▶ TASK REQUIREMENTS:
Give the count of lines containing the string "Heidke", with no other output.

─── PROVIDED INFORMATION ───

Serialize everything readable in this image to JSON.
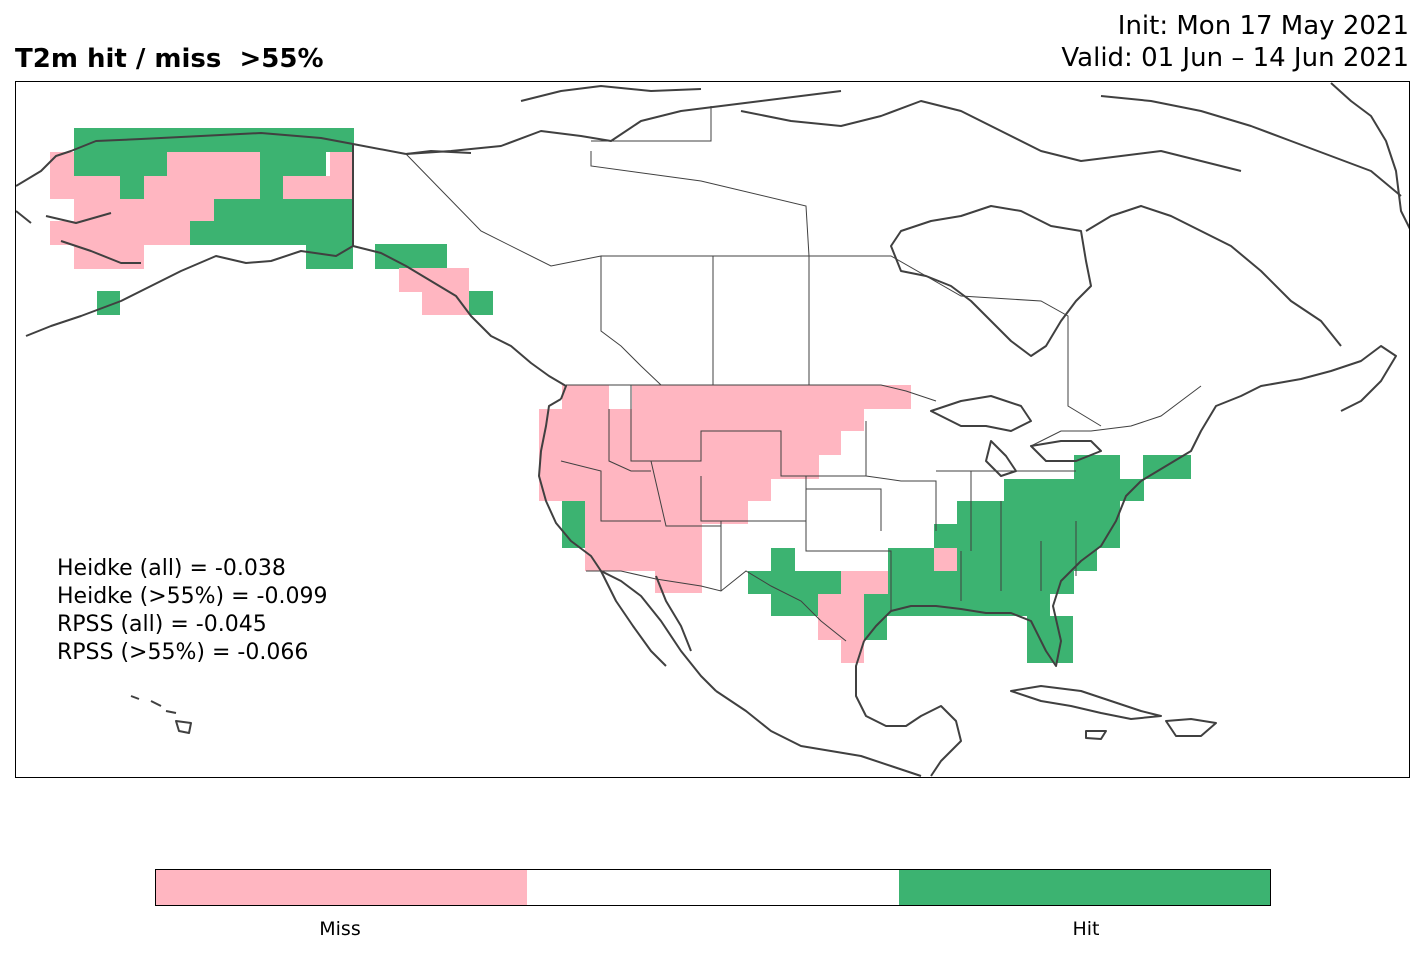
{
  "header": {
    "title": "T2m hit / miss  >55%",
    "init": "Init: Mon 17 May 2021",
    "valid": "Valid: 01 Jun – 14 Jun 2021"
  },
  "scores": {
    "heidke_all": "Heidke (all) = -0.038",
    "heidke_55": "Heidke (>55%) = -0.099",
    "rpss_all": "RPSS (all) = -0.045",
    "rpss_55": "RPSS (>55%) = -0.066"
  },
  "colorbar": {
    "miss_label": "Miss",
    "hit_label": "Hit",
    "colors": {
      "miss": "#ffb6c1",
      "neutral": "#ffffff",
      "hit": "#3cb371"
    }
  },
  "map": {
    "region": "North America",
    "coastline_color": "#404040",
    "cell_colors": {
      "miss": "#ffb6c1",
      "hit": "#3cb371"
    }
  }
}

───

▶ WRITTEN SOLUTION:
2